** start of PROVIDED RECORDS **

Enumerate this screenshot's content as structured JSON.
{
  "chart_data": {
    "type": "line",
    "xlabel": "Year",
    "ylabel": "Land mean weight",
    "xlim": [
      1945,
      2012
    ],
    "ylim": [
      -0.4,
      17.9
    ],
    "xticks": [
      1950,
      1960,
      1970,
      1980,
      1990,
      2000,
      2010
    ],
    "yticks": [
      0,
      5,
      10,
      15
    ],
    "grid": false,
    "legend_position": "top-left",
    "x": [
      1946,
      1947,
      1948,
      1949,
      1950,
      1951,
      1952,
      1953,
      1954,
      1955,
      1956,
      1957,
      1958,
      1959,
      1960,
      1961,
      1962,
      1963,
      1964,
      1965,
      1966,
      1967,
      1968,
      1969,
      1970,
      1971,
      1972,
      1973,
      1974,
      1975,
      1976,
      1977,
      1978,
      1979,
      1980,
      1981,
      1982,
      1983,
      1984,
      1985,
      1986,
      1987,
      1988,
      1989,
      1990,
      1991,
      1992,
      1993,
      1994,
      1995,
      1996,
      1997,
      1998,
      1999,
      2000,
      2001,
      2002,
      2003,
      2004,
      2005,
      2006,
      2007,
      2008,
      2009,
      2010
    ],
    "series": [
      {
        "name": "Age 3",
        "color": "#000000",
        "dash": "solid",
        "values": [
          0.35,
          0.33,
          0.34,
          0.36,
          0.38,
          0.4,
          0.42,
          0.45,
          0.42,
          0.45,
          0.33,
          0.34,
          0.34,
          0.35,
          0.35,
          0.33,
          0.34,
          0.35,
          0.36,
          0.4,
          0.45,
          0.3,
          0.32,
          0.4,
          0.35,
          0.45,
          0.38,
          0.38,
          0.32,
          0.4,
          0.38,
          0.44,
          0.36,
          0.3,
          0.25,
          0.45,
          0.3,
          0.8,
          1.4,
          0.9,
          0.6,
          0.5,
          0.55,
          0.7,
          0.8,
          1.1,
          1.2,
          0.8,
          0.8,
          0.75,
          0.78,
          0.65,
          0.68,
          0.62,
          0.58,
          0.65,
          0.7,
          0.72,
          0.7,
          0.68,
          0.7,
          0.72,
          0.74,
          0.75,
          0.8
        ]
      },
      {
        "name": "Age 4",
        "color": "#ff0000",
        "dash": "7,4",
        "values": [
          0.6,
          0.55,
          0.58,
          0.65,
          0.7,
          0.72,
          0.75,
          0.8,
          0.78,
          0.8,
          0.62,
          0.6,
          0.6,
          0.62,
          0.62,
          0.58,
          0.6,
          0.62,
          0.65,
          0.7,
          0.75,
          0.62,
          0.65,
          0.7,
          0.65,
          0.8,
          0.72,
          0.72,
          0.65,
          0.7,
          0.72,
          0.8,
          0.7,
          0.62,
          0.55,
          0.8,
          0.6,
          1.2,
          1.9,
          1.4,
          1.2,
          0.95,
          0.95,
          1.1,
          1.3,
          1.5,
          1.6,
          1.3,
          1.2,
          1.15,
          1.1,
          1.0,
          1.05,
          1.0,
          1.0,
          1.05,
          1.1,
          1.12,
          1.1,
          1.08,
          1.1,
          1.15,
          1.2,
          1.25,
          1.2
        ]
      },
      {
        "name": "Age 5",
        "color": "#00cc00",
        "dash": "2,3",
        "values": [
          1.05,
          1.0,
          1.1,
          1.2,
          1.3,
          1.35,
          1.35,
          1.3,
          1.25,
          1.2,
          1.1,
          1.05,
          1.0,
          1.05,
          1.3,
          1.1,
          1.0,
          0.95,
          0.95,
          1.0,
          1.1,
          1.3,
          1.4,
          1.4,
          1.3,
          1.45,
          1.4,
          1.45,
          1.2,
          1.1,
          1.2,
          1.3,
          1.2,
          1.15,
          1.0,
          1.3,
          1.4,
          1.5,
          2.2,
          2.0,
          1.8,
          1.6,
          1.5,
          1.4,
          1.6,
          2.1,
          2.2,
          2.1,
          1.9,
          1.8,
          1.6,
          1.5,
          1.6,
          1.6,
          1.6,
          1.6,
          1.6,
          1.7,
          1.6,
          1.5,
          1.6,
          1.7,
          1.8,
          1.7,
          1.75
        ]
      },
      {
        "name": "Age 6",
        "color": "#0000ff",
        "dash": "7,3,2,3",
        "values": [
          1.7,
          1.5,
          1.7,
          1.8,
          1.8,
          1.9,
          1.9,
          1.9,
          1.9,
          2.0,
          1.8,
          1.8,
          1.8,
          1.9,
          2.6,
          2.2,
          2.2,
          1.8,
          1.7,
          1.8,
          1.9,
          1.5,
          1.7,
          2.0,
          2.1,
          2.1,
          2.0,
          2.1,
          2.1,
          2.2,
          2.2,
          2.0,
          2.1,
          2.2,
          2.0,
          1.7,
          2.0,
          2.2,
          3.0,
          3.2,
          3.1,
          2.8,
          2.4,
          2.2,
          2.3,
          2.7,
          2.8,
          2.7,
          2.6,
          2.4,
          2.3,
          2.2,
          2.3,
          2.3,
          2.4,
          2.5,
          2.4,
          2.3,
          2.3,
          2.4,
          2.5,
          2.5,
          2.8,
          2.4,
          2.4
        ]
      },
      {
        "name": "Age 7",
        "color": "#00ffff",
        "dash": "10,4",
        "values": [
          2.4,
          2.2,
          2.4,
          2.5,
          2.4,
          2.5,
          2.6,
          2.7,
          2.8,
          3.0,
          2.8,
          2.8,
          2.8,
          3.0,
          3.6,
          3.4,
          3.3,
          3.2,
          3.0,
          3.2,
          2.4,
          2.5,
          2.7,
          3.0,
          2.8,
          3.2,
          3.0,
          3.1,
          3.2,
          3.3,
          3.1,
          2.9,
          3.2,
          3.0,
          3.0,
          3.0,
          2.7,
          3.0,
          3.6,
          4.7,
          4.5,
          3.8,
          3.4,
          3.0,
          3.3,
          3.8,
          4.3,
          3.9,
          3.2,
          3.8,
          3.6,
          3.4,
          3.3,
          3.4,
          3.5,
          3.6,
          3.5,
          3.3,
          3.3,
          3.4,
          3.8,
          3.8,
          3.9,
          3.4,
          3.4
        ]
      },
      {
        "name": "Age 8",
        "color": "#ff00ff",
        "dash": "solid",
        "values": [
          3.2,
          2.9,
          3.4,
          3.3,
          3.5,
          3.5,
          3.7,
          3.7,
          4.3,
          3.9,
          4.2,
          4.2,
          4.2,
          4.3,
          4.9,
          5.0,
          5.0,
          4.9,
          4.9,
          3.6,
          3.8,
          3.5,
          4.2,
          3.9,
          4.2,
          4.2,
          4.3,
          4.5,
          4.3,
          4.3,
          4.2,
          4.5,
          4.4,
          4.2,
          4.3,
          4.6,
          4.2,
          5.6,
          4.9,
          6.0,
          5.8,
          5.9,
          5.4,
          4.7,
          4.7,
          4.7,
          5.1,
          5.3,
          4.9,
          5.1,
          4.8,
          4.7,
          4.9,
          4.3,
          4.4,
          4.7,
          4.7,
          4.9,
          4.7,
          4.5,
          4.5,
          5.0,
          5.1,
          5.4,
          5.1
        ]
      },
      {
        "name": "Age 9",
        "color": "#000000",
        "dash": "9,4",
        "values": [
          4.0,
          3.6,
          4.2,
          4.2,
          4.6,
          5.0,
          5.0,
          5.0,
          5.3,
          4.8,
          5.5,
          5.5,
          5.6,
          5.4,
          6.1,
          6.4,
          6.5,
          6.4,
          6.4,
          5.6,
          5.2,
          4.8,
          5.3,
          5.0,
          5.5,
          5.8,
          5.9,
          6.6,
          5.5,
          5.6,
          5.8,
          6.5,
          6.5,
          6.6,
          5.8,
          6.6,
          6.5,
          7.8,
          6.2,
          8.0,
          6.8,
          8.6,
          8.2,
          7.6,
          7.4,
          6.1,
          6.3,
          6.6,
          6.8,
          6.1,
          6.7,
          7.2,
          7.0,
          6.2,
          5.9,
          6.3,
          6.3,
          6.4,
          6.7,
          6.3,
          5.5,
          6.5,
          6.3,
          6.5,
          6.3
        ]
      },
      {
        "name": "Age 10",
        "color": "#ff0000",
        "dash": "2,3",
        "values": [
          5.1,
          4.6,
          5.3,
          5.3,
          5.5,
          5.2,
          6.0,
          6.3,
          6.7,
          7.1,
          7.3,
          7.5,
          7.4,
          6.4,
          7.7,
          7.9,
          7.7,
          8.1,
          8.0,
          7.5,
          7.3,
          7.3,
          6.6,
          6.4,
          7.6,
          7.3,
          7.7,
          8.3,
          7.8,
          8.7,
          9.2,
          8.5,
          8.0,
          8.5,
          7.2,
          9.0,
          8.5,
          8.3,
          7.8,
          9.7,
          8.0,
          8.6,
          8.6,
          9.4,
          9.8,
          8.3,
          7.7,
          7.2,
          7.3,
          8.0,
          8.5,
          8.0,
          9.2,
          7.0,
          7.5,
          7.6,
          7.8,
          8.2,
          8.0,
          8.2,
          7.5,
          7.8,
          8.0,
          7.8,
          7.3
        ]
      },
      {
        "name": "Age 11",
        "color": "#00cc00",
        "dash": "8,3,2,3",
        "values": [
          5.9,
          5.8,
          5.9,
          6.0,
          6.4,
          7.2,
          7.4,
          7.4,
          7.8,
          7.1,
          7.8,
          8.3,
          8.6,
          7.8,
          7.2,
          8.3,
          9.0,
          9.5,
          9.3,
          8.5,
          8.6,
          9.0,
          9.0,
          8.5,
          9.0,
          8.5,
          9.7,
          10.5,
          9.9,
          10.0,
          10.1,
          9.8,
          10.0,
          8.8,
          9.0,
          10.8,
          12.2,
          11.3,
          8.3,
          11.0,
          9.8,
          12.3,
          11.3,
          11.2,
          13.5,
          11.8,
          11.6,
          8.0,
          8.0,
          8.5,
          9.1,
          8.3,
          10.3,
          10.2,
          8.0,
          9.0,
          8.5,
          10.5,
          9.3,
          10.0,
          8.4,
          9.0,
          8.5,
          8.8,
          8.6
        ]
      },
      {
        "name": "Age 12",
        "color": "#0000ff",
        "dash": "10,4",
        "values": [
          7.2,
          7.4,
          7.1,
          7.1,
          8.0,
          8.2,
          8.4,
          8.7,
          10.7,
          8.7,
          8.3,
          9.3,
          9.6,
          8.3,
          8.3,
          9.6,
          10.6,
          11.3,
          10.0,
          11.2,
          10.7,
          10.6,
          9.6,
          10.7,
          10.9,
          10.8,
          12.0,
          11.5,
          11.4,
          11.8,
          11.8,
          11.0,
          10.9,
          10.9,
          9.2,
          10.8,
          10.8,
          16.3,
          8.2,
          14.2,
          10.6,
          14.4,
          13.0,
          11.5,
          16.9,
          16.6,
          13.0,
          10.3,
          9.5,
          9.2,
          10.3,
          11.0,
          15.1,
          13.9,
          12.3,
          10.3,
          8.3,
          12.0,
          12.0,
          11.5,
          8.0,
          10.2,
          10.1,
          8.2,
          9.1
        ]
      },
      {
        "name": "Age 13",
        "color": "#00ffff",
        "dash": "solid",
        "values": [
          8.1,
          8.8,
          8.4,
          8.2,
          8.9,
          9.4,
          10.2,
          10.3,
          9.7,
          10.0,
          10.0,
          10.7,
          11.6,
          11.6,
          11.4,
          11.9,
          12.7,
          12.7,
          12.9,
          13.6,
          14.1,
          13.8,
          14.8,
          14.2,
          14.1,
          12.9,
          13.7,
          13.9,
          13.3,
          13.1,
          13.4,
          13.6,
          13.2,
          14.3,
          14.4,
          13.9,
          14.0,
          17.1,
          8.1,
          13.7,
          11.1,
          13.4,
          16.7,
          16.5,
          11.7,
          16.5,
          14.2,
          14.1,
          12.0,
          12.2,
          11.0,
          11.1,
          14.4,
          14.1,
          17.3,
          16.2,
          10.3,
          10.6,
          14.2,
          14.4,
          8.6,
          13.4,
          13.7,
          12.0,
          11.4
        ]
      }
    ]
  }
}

** end of PROVIDED RECORDS **

▸ **SHORT PROBLEM**
From the data above, gather every line that includes the word "name".

▸ **SOLUTION FOR THIS EXERCISE**
        "name": "Age 3",
        "name": "Age 4",
        "name": "Age 5",
        "name": "Age 6",
        "name": "Age 7",
        "name": "Age 8",
        "name": "Age 9",
        "name": "Age 10",
        "name": "Age 11",
        "name": "Age 12",
        "name": "Age 13",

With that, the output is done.